## WHAT THE EXERCISE ASKS
Pull out each line of the data that includes the word "JSON".

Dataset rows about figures

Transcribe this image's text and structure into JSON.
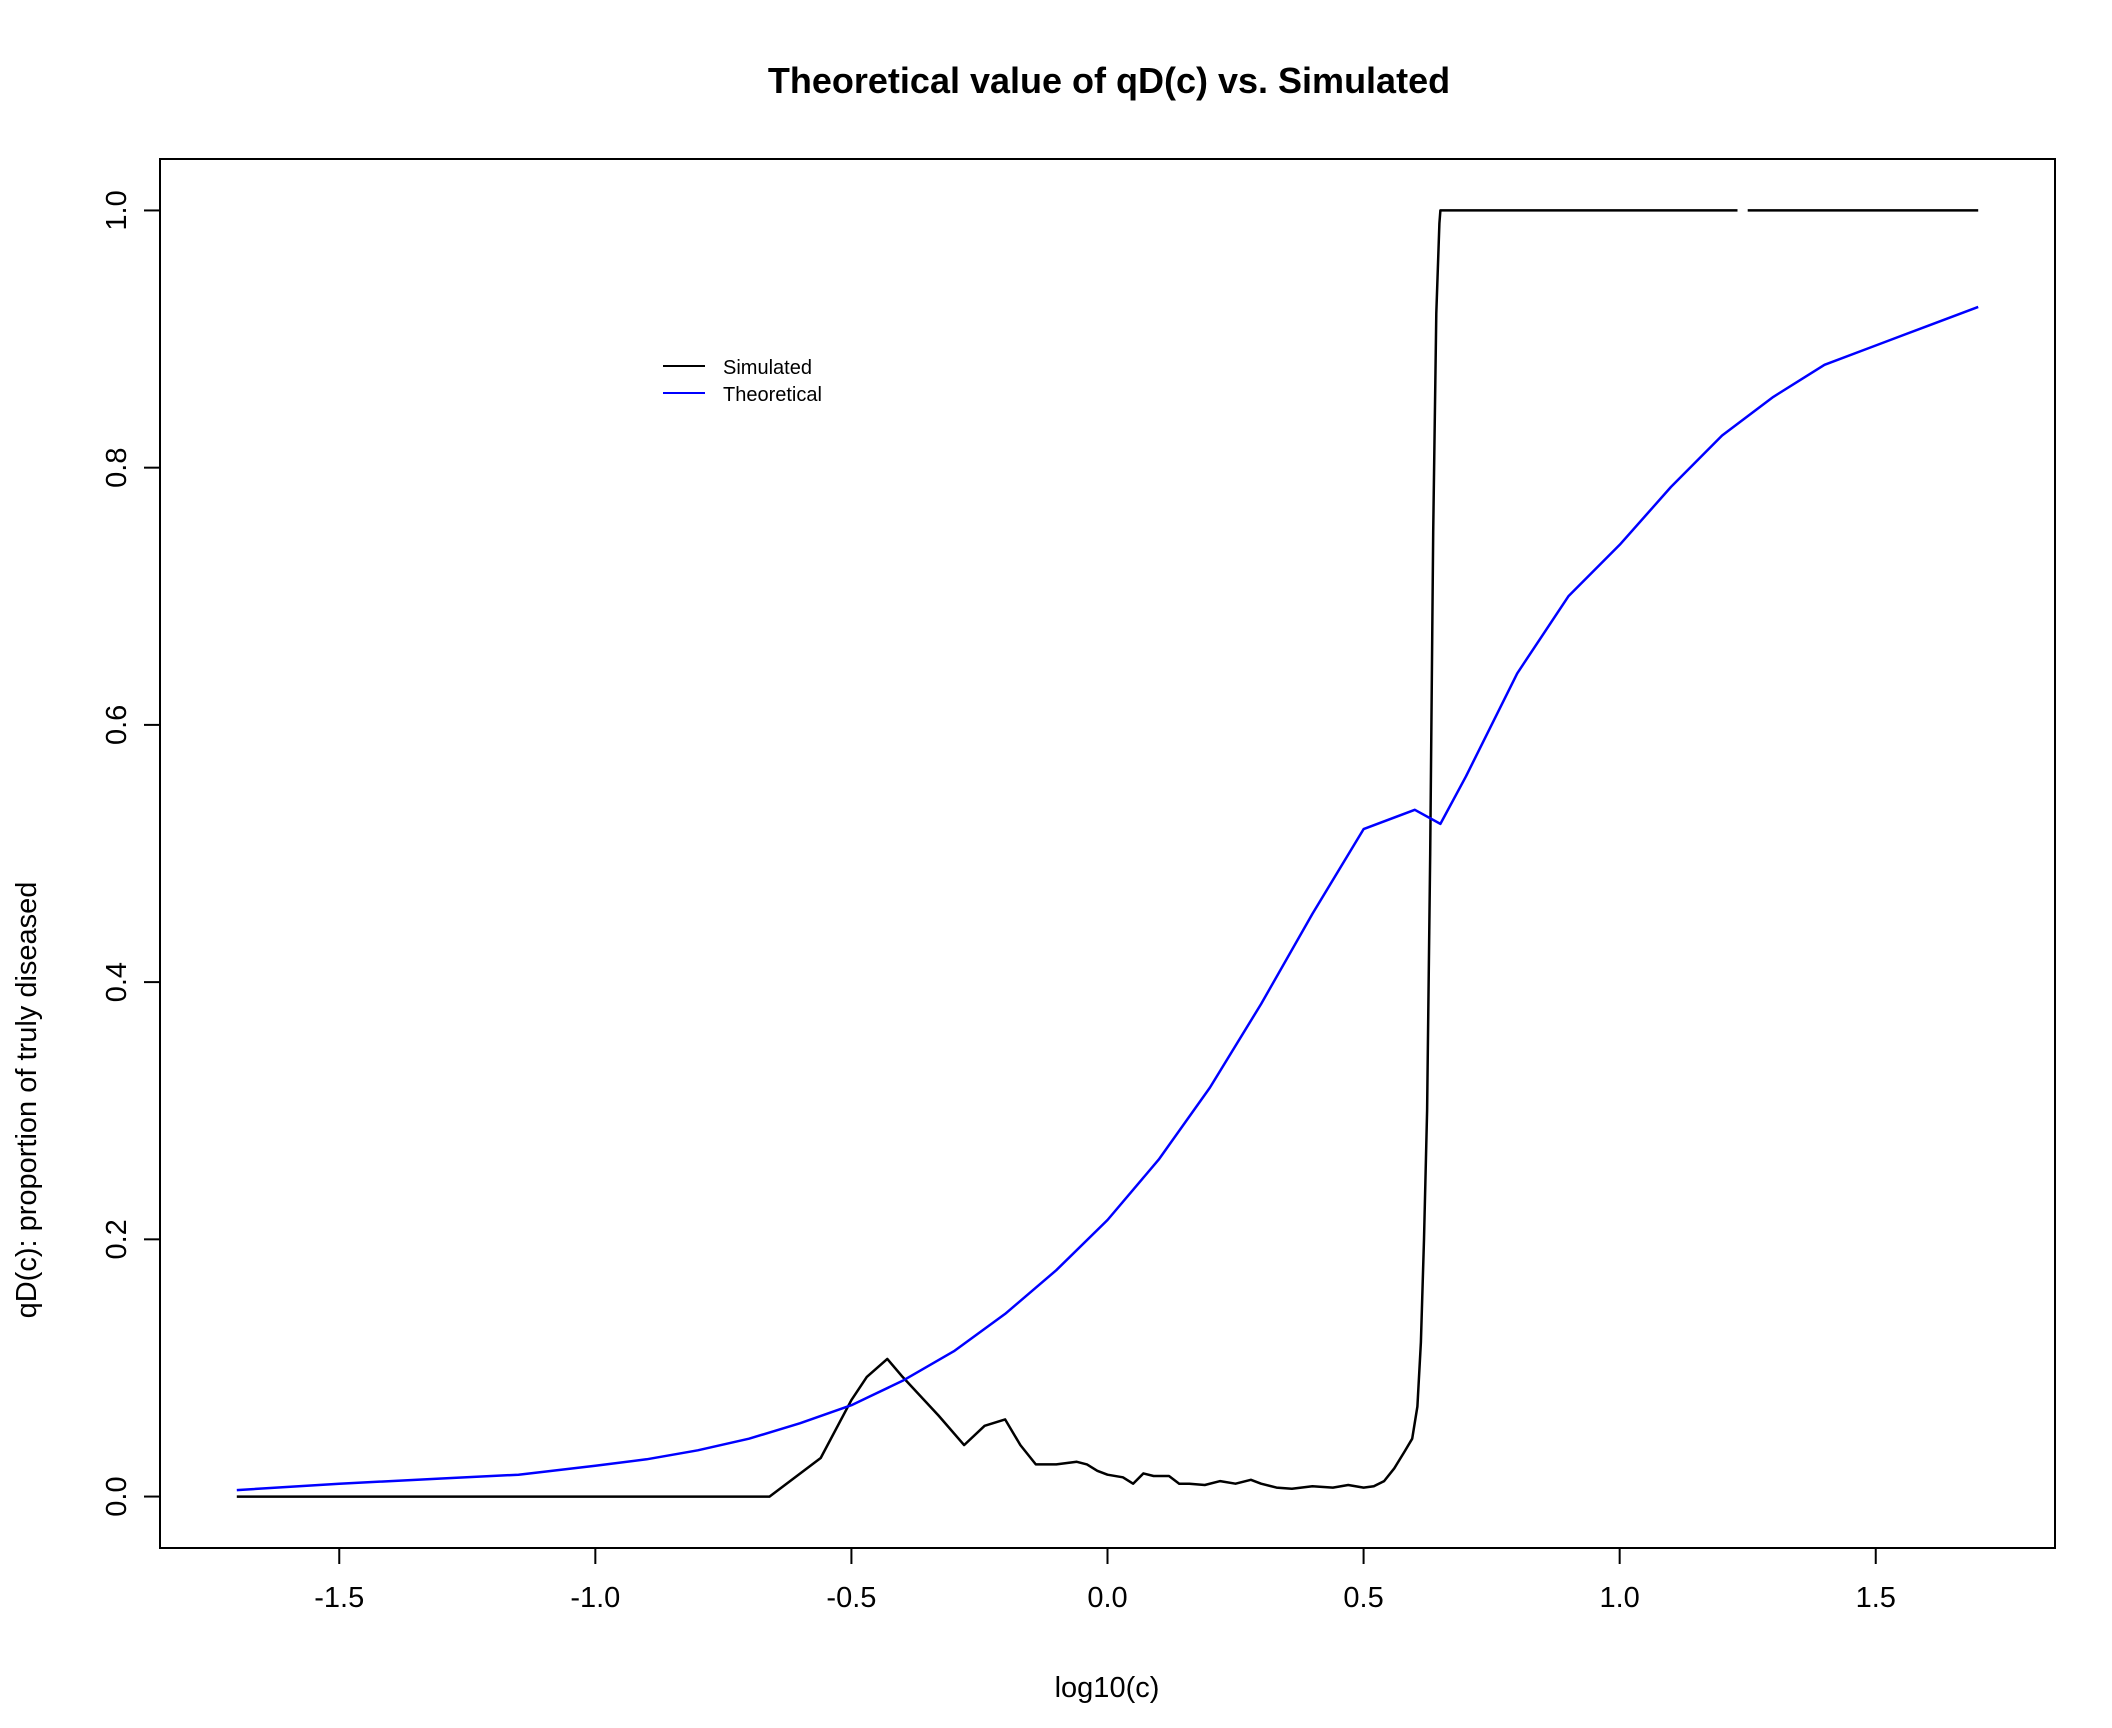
{
  "chart_data": {
    "type": "line",
    "title": "Theoretical value of qD(c) vs. Simulated",
    "xlabel": "log10(c)",
    "ylabel": "qD(c): proportion of truly diseased",
    "xlim": [
      -1.85,
      1.85
    ],
    "ylim": [
      -0.04,
      1.04
    ],
    "x_ticks": [
      -1.5,
      -1.0,
      -0.5,
      0.0,
      0.5,
      1.0,
      1.5
    ],
    "x_tick_labels": [
      "-1.5",
      "-1.0",
      "-0.5",
      "0.0",
      "0.5",
      "1.0",
      "1.5"
    ],
    "y_ticks": [
      0.0,
      0.2,
      0.4,
      0.6,
      0.8,
      1.0
    ],
    "y_tick_labels": [
      "0.0",
      "0.2",
      "0.4",
      "0.6",
      "0.8",
      "1.0"
    ],
    "grid": false,
    "legend_position": "top-left (inside plot)",
    "legend": [
      "Simulated",
      "Theoretical"
    ],
    "series": [
      {
        "name": "Simulated",
        "color": "#000000",
        "x": [
          -1.7,
          -0.66,
          -0.56,
          -0.5,
          -0.47,
          -0.43,
          -0.4,
          -0.33,
          -0.28,
          -0.24,
          -0.2,
          -0.17,
          -0.14,
          -0.1,
          -0.06,
          -0.04,
          -0.02,
          0.0,
          0.03,
          0.05,
          0.07,
          0.09,
          0.12,
          0.14,
          0.16,
          0.19,
          0.22,
          0.25,
          0.28,
          0.3,
          0.33,
          0.36,
          0.4,
          0.44,
          0.47,
          0.5,
          0.52,
          0.54,
          0.56,
          0.58,
          0.595,
          0.605,
          0.612,
          0.618,
          0.624,
          0.63,
          0.636,
          0.642,
          0.648,
          0.65,
          0.66,
          1.23
        ],
        "y": [
          0.0,
          0.0,
          0.03,
          0.075,
          0.093,
          0.107,
          0.093,
          0.063,
          0.04,
          0.055,
          0.06,
          0.04,
          0.025,
          0.025,
          0.027,
          0.025,
          0.02,
          0.017,
          0.015,
          0.01,
          0.018,
          0.016,
          0.016,
          0.01,
          0.01,
          0.009,
          0.012,
          0.01,
          0.013,
          0.01,
          0.007,
          0.006,
          0.008,
          0.007,
          0.009,
          0.007,
          0.008,
          0.012,
          0.022,
          0.035,
          0.045,
          0.07,
          0.12,
          0.2,
          0.3,
          0.5,
          0.75,
          0.92,
          0.99,
          1.0,
          1.0,
          1.0
        ]
      },
      {
        "name": "",
        "color": "#000000",
        "x": [
          1.25,
          1.7
        ],
        "y": [
          1.0,
          1.0
        ]
      },
      {
        "name": "Theoretical",
        "color": "#0000ff",
        "x": [
          -1.7,
          -1.5,
          -1.3,
          -1.15,
          -1.0,
          -0.9,
          -0.8,
          -0.7,
          -0.6,
          -0.5,
          -0.4,
          -0.3,
          -0.2,
          -0.1,
          0.0,
          0.1,
          0.2,
          0.3,
          0.4,
          0.5,
          0.6,
          0.65,
          0.7,
          0.8,
          0.9,
          1.0,
          1.1,
          1.2,
          1.3,
          1.4,
          1.5,
          1.6,
          1.7
        ],
        "y": [
          0.005,
          0.01,
          0.014,
          0.017,
          0.024,
          0.029,
          0.036,
          0.045,
          0.057,
          0.071,
          0.09,
          0.113,
          0.142,
          0.176,
          0.215,
          0.262,
          0.318,
          0.383,
          0.453,
          0.519,
          0.534,
          0.523,
          0.56,
          0.64,
          0.7,
          0.74,
          0.785,
          0.825,
          0.855,
          0.88,
          0.895,
          0.91,
          0.925
        ]
      }
    ]
  }
}
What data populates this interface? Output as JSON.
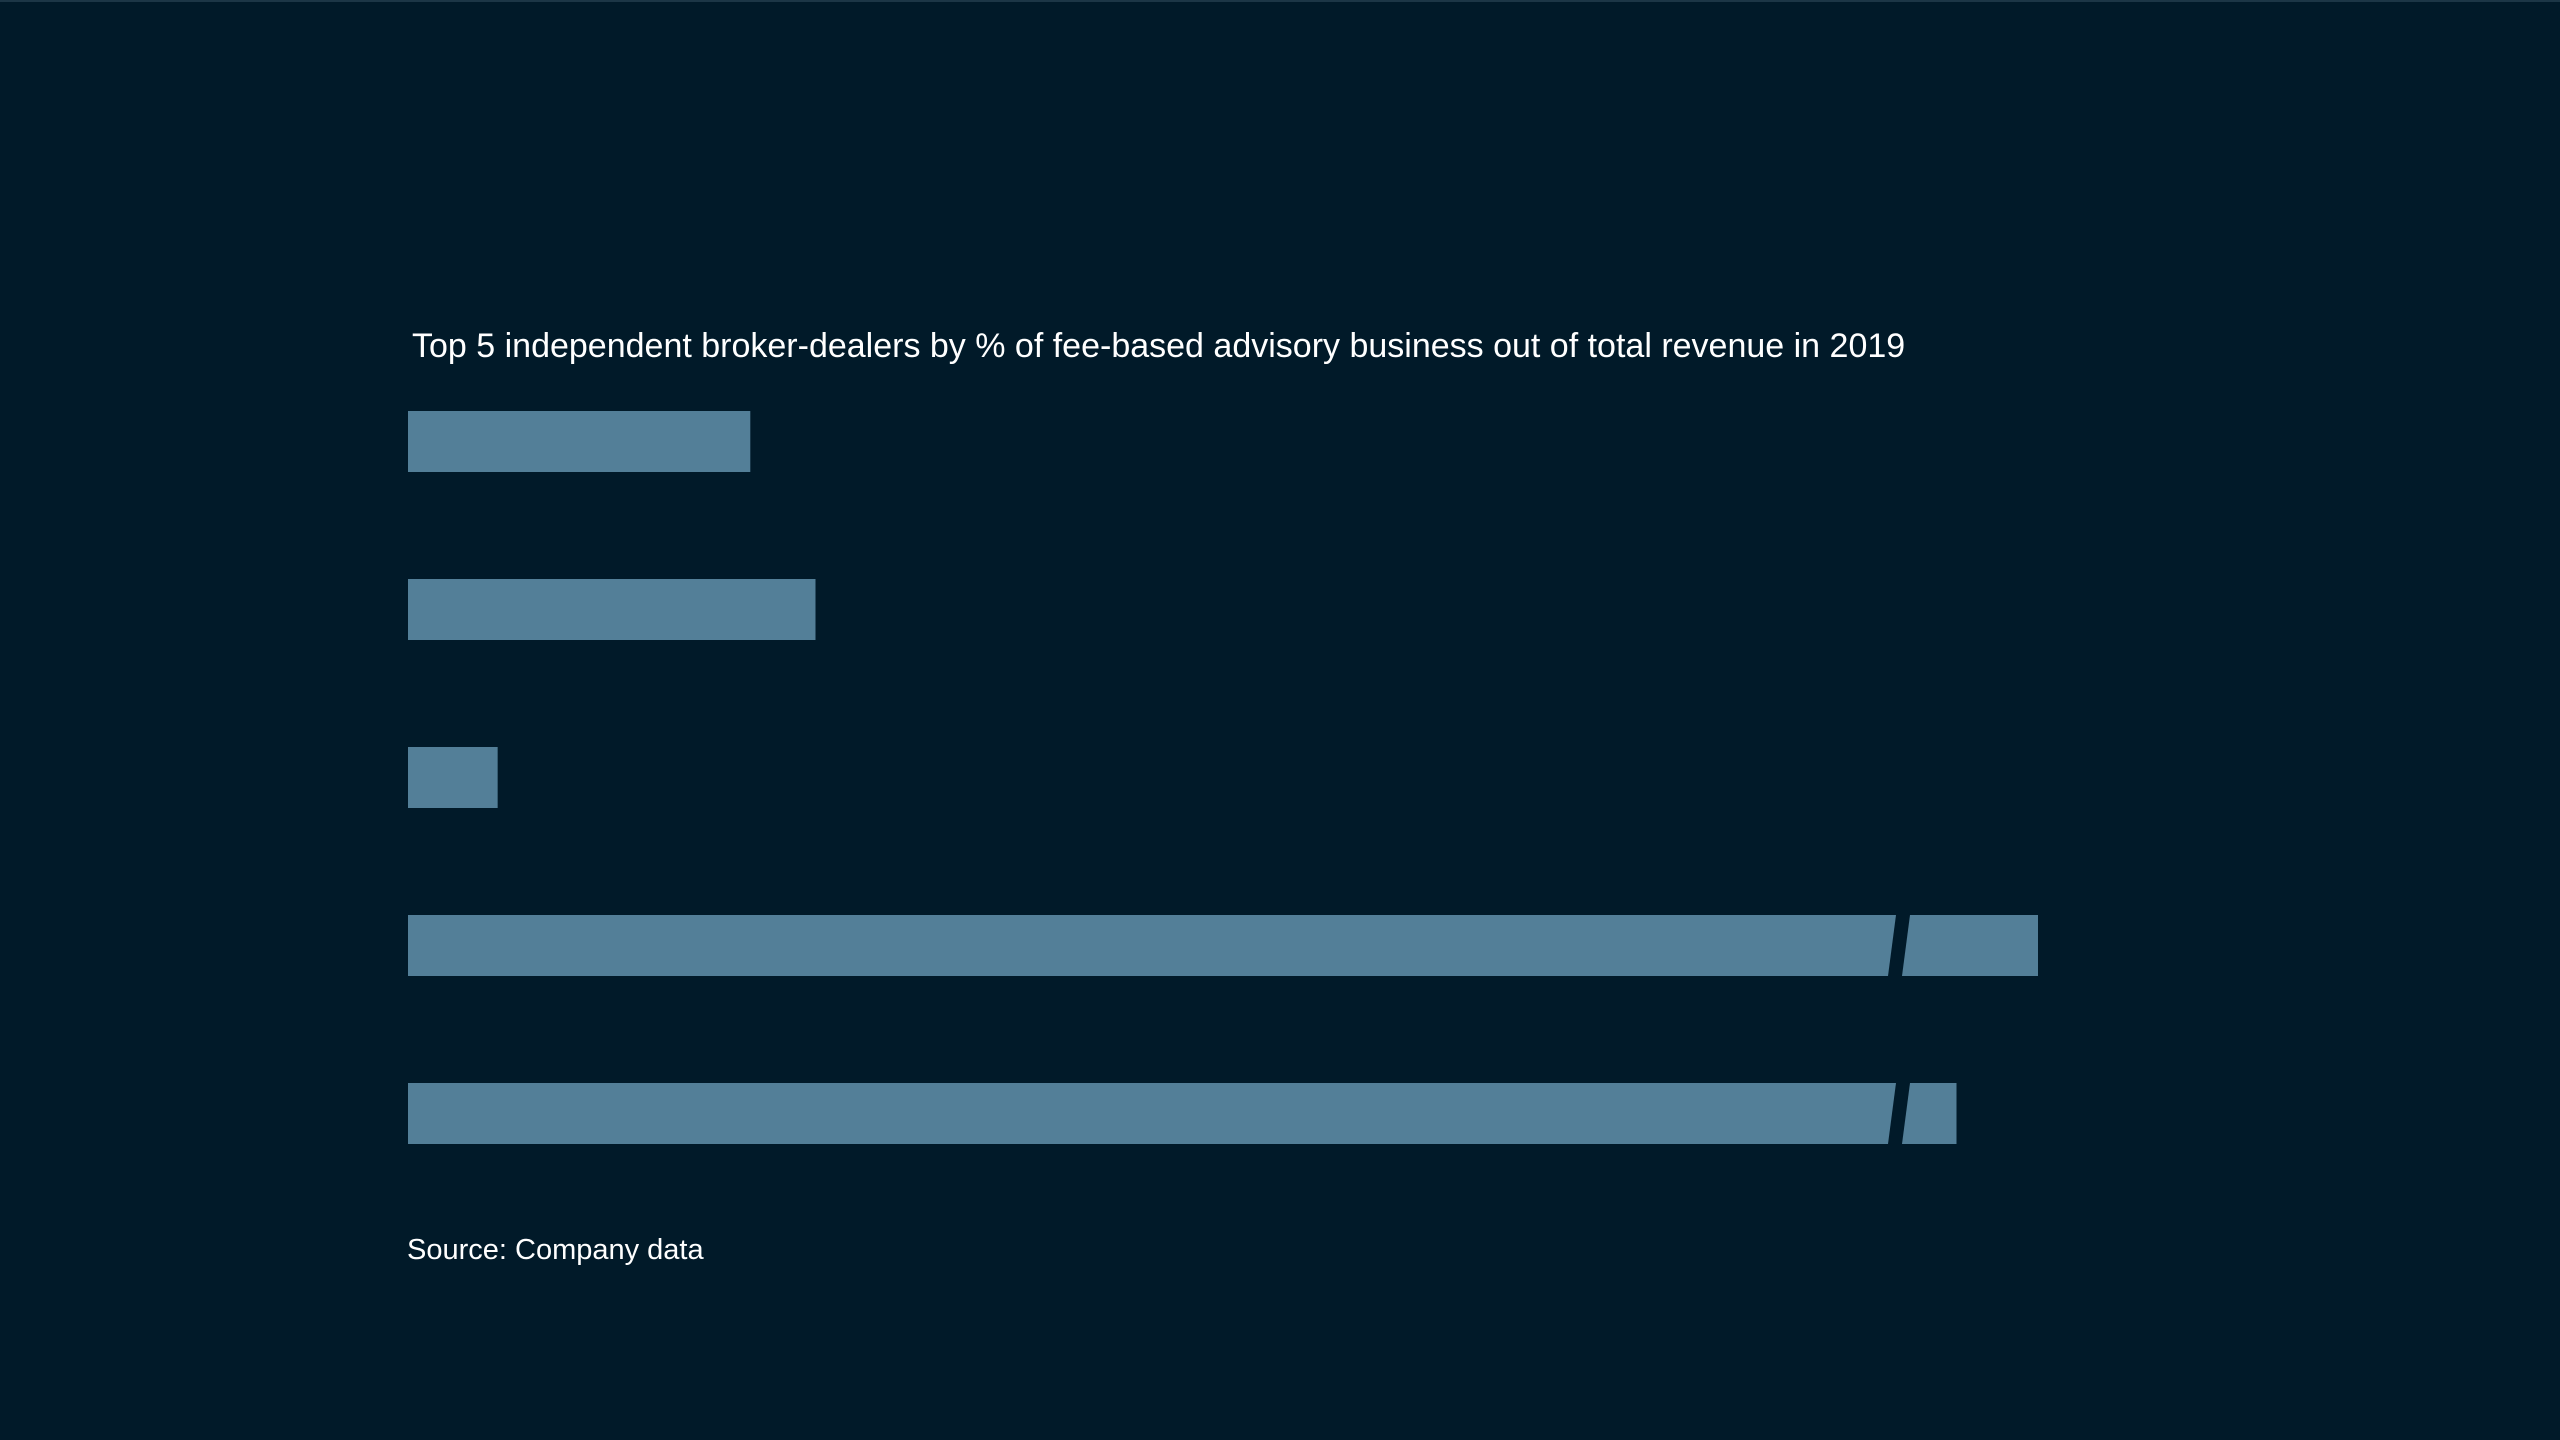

## FULL RESPONSE
Transcribe this image's text and structure into JSON.
What data populates this interface? Output as JSON.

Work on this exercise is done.